>>>

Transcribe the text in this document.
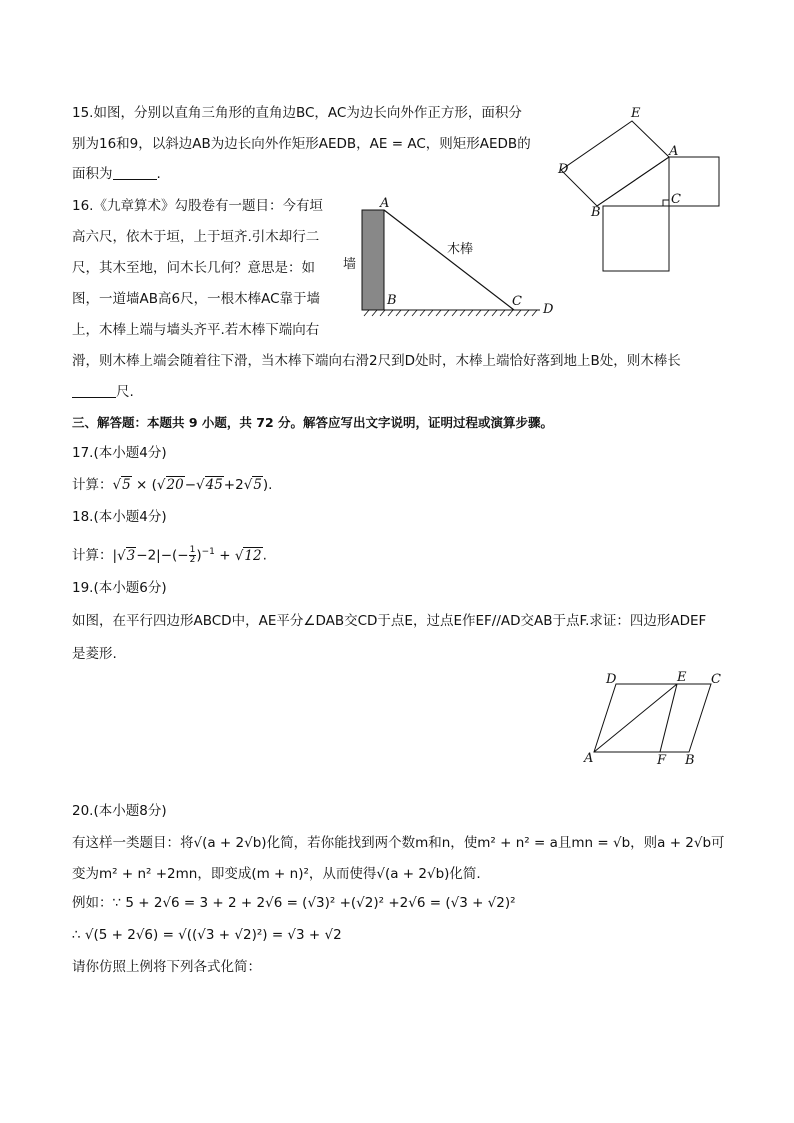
15.如图，分别以直角三角形的直角边BC，AC为边长向外作正方形，面积分
别为16和9，以斜边AB为边长向外作矩形AEDB，AE = AC，则矩形AEDB的
面积为	.
E
A
D
B
C
16.《九章算术》勾股卷有一题目：今有垣
高六尺，依木于垣，上于垣齐.引木却行二
尺，其木至地，问木长几何？意思是：如
图，一道墙AB高6尺，一根木棒AC靠于墙
上，木棒上端与墙头齐平.若木棒下端向右
滑，则木棒上端会随着往下滑，当木棒下端向右滑2尺到D处时，木棒上端恰好落到地上B处，则木棒长
尺.
A
B	C
D
墙
木棒
三、解答题：本题共 9 小题，共 72 分。解答应写出文字说明，证明过程或演算步骤。
17.(本小题4分)
计算：√5 × (√20−√45+2√5).
18.(本小题4分)
计算：$|√3-2|-(- \frac{1}{2} )^{-1} + √12$.
19.(本小题6分)
如图，在平行四边形ABCD中，AE平分∠DAB交CD于点E，过点E作EF//AD交AB于点F.求证：四边形ADEF
是菱形.
D	E C
A	F B
20.(本小题8分)
有这样一类题目：将√(a + 2√b)化简，若你能找到两个数m和n，使m² + n² = a且mn = √b，则a + 2√b可
变为m² + n² +2mn，即变成(m + n)²，从而使得√(a + 2√b)化简.
例如：∵ 5 + 2√6 = 3 + 2 + 2√6 = (√3)² +(√2)² +2√6 = (√3 + √2)²
∴ √(5 + 2√6) = √((√3 + √2)²) = √3 + √2
请你仿照上例将下列各式化简：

<<<

What comes back should match the records exactly, minus any pictures.

Transcribe the text in this document.
15.如图，分别以直角三角形的直角边BC，AC为边长向外作正方形，面积分
别为16和9，以斜边AB为边长向外作矩形AEDB，AE = AC，则矩形AEDB的
面积为	.
E
A
D
B
C
16.《九章算术》勾股卷有一题目：今有垣
高六尺，依木于垣，上于垣齐.引木却行二
尺，其木至地，问木长几何？意思是：如
图，一道墙AB高6尺，一根木棒AC靠于墙
上，木棒上端与墙头齐平.若木棒下端向右
滑，则木棒上端会随着往下滑，当木棒下端向右滑2尺到D处时，木棒上端恰好落到地上B处，则木棒长
尺.
A
B	C
D
墙
木棒
三、解答题：本题共 9 小题，共 72 分。解答应写出文字说明，证明过程或演算步骤。
17.(本小题4分)
计算：√5 × (√20−√45+2√5).
18.(本小题4分)
计算：$|√3-2|-(- \frac{1}{2} )^{-1} + √12$.
19.(本小题6分)
如图，在平行四边形ABCD中，AE平分∠DAB交CD于点E，过点E作EF//AD交AB于点F.求证：四边形ADEF
是菱形.
D	E C
A	F B
20.(本小题8分)
有这样一类题目：将√(a + 2√b)化简，若你能找到两个数m和n，使m² + n² = a且mn = √b，则a + 2√b可
变为m² + n² +2mn，即变成(m + n)²，从而使得√(a + 2√b)化简.
例如：∵ 5 + 2√6 = 3 + 2 + 2√6 = (√3)² +(√2)² +2√6 = (√3 + √2)²
∴ √(5 + 2√6) = √((√3 + √2)²) = √3 + √2
请你仿照上例将下列各式化简：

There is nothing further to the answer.